**Data shown**
- - -
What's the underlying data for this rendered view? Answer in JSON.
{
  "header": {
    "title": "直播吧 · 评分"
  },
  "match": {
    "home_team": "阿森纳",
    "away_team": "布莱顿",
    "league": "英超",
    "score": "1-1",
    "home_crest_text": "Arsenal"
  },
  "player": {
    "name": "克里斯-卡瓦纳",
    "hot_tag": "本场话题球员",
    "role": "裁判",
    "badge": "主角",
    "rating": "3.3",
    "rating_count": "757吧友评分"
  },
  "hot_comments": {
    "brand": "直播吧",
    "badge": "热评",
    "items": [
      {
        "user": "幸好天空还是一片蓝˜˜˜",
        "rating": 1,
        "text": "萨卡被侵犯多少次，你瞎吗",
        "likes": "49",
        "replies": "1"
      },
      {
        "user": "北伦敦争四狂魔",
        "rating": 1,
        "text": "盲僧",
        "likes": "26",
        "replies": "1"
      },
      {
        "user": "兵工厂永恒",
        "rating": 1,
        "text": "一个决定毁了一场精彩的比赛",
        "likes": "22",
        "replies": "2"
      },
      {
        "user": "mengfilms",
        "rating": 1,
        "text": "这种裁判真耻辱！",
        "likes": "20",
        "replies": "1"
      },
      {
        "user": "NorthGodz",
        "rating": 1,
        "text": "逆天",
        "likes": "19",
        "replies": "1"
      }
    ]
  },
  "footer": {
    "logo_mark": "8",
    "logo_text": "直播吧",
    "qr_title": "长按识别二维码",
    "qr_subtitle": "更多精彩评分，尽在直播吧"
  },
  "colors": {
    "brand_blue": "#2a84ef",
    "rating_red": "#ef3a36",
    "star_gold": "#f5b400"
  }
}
- - -
**What is expected**
Transcribe the material above in its entirety. Match it exactly.

**Solution to the exercise**
What's the underlying data for this rendered view? Answer in JSON.
{
  "header": {
    "title": "直播吧 · 评分"
  },
  "match": {
    "home_team": "阿森纳",
    "away_team": "布莱顿",
    "league": "英超",
    "score": "1-1",
    "home_crest_text": "Arsenal"
  },
  "player": {
    "name": "克里斯-卡瓦纳",
    "hot_tag": "本场话题球员",
    "role": "裁判",
    "badge": "主角",
    "rating": "3.3",
    "rating_count": "757吧友评分"
  },
  "hot_comments": {
    "brand": "直播吧",
    "badge": "热评",
    "items": [
      {
        "user": "幸好天空还是一片蓝˜˜˜",
        "rating": 1,
        "text": "萨卡被侵犯多少次，你瞎吗",
        "likes": "49",
        "replies": "1"
      },
      {
        "user": "北伦敦争四狂魔",
        "rating": 1,
        "text": "盲僧",
        "likes": "26",
        "replies": "1"
      },
      {
        "user": "兵工厂永恒",
        "rating": 1,
        "text": "一个决定毁了一场精彩的比赛",
        "likes": "22",
        "replies": "2"
      },
      {
        "user": "mengfilms",
        "rating": 1,
        "text": "这种裁判真耻辱！",
        "likes": "20",
        "replies": "1"
      },
      {
        "user": "NorthGodz",
        "rating": 1,
        "text": "逆天",
        "likes": "19",
        "replies": "1"
      }
    ]
  },
  "footer": {
    "logo_mark": "8",
    "logo_text": "直播吧",
    "qr_title": "长按识别二维码",
    "qr_subtitle": "更多精彩评分，尽在直播吧"
  },
  "colors": {
    "brand_blue": "#2a84ef",
    "rating_red": "#ef3a36",
    "star_gold": "#f5b400"
  }
}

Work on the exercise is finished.